• Problem requirements
Locate the lines of the listing below that hold "Read", then copy each of them.

• Data extract
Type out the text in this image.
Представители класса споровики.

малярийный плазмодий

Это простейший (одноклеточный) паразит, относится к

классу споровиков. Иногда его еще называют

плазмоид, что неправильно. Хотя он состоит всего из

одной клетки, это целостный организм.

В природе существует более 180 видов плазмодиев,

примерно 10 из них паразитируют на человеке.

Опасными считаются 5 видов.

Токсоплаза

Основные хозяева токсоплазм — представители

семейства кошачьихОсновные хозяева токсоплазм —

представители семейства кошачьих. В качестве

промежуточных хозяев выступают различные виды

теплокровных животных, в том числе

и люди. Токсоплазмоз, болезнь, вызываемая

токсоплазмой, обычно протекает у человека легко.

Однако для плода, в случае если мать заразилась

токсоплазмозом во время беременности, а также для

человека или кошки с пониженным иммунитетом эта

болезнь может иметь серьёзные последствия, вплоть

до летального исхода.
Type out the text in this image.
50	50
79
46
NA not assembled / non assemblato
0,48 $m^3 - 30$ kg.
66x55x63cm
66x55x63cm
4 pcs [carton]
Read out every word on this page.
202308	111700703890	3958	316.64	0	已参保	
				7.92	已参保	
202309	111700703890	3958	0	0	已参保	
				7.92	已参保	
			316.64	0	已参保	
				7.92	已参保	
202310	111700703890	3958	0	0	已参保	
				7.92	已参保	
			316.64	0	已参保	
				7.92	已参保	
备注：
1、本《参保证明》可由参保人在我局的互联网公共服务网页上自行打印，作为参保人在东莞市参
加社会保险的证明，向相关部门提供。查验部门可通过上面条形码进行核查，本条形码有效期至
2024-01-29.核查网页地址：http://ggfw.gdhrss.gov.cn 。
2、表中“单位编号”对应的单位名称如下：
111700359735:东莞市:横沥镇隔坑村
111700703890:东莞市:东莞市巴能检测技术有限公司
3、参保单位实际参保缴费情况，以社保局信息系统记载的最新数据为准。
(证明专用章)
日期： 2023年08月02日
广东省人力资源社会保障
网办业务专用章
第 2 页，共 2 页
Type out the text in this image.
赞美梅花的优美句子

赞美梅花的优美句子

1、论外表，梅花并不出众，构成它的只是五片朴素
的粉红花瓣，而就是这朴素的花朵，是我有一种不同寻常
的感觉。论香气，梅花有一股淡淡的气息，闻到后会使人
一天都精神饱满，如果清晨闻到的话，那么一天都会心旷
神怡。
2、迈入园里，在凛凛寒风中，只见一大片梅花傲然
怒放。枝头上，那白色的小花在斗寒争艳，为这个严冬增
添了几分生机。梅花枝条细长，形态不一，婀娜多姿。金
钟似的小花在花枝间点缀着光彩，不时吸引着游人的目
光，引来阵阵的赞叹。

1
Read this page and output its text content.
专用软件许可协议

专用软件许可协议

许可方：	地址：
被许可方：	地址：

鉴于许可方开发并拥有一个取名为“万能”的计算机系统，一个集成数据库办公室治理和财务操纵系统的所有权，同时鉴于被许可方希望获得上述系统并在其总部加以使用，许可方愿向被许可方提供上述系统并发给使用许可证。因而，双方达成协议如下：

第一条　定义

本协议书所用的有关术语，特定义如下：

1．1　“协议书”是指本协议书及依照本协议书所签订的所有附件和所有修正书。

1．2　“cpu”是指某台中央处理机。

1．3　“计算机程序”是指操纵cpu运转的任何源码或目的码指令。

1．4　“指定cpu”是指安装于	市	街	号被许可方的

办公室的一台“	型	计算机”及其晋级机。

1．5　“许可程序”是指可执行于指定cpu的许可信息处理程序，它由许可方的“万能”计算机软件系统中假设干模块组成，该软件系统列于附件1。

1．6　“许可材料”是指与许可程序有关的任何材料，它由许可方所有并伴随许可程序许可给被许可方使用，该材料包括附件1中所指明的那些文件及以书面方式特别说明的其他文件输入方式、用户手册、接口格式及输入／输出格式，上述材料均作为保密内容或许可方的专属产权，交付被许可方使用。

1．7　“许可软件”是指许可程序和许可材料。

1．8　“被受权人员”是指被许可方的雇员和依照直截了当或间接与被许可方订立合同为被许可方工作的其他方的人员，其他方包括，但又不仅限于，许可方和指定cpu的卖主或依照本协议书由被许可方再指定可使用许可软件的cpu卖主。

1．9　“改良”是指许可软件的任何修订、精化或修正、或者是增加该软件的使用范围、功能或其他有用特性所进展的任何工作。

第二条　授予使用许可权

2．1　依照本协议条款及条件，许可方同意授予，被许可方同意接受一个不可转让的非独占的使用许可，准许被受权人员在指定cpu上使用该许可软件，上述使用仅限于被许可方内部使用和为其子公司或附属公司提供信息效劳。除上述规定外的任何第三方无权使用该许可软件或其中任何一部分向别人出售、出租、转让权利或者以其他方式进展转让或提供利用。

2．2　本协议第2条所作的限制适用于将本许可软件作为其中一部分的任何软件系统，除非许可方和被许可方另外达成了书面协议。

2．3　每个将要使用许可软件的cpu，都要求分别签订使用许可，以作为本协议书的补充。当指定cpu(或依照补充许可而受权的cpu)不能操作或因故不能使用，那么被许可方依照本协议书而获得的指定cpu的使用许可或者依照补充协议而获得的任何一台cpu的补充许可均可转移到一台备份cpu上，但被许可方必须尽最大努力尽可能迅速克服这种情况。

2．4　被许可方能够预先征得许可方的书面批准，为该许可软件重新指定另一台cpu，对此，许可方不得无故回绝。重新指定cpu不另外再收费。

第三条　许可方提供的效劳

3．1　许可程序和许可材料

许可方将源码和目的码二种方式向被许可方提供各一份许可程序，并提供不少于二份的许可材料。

• Expected answer
Read out every word on this page.
Read this page and output its text content.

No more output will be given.